TASK GOAL →
Return every line of the listings below that contains the string "panel". Matching is case-sensitive.

## START SUPPLIED DATA

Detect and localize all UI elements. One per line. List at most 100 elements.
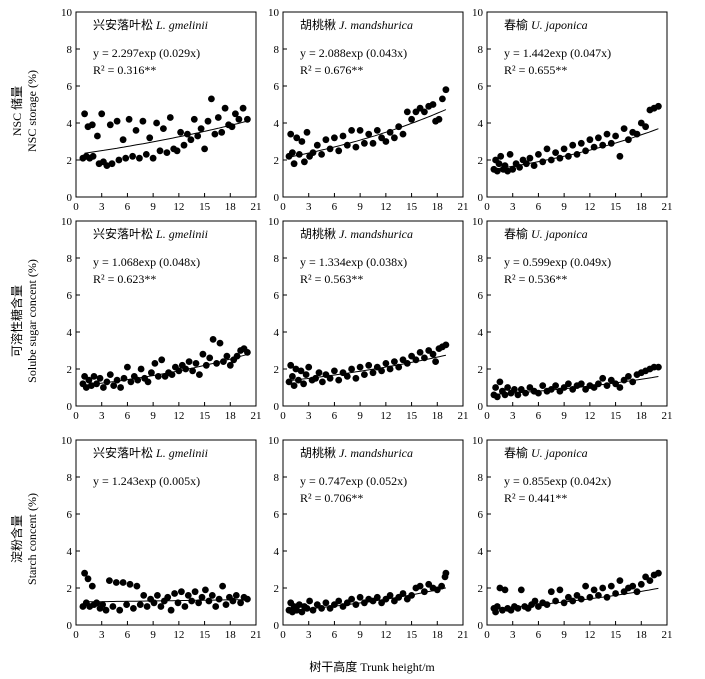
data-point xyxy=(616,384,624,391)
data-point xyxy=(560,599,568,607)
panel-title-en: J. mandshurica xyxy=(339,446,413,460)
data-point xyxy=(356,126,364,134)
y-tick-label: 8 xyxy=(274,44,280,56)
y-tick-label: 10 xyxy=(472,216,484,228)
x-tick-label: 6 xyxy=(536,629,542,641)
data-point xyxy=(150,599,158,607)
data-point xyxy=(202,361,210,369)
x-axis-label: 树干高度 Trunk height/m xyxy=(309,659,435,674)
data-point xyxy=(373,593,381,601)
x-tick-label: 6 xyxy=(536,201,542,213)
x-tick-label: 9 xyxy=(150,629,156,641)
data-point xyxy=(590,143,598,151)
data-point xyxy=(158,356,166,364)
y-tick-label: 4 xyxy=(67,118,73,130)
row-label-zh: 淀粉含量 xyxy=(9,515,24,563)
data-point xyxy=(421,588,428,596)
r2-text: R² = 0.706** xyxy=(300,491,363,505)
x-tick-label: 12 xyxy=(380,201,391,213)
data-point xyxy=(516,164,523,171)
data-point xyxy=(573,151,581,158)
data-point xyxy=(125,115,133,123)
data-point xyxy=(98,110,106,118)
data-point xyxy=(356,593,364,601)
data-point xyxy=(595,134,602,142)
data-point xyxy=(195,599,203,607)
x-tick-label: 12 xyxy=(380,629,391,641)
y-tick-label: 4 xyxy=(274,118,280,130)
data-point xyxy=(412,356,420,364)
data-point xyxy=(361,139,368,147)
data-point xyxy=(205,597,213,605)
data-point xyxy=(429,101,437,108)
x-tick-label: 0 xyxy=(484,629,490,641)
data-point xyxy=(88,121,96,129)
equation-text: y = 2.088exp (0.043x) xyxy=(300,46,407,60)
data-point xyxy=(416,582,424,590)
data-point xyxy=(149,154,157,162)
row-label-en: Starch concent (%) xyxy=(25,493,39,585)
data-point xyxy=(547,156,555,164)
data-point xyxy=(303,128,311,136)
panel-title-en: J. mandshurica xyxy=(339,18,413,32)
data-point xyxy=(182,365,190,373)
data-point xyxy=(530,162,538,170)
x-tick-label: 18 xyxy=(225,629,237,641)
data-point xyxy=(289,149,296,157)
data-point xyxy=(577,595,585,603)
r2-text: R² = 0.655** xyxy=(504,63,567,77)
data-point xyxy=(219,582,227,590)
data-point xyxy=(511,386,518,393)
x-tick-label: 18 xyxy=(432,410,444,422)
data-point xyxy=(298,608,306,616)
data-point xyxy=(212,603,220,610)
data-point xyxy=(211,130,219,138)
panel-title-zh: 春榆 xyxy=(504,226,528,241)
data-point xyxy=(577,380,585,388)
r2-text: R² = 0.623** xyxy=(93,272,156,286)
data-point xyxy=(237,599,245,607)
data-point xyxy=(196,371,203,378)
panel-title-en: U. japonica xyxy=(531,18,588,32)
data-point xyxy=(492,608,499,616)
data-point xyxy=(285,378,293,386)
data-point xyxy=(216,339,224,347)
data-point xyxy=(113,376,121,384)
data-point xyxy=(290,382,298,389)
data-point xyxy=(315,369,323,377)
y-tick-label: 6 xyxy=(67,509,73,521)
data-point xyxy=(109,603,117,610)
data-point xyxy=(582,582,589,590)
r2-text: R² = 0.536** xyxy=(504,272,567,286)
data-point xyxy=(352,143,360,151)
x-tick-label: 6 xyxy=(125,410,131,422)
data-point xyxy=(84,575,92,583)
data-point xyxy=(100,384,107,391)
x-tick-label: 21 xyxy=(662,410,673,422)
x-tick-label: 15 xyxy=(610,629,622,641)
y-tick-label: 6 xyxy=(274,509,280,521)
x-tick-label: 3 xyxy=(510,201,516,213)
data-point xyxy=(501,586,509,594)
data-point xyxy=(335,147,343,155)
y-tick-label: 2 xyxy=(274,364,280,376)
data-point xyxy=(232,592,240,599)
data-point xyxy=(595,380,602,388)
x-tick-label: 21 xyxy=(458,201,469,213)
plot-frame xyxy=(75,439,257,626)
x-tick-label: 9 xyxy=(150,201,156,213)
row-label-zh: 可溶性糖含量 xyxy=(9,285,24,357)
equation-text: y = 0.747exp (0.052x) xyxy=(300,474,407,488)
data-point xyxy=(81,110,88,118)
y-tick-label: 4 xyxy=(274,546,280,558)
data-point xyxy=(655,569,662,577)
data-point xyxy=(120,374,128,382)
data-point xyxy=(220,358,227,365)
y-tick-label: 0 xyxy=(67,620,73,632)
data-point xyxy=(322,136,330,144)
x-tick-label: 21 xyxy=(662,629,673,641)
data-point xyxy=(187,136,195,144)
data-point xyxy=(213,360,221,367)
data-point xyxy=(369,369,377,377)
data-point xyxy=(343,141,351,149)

## END SUPPLIED DATA

THE ANSWER →
panel-title-en: J. mandshurica xyxy=(339,446,413,460)
panel-title-en: J. mandshurica xyxy=(339,18,413,32)
panel-title-zh: 春榆 xyxy=(504,226,528,241)
panel-title-en: U. japonica xyxy=(531,18,588,32)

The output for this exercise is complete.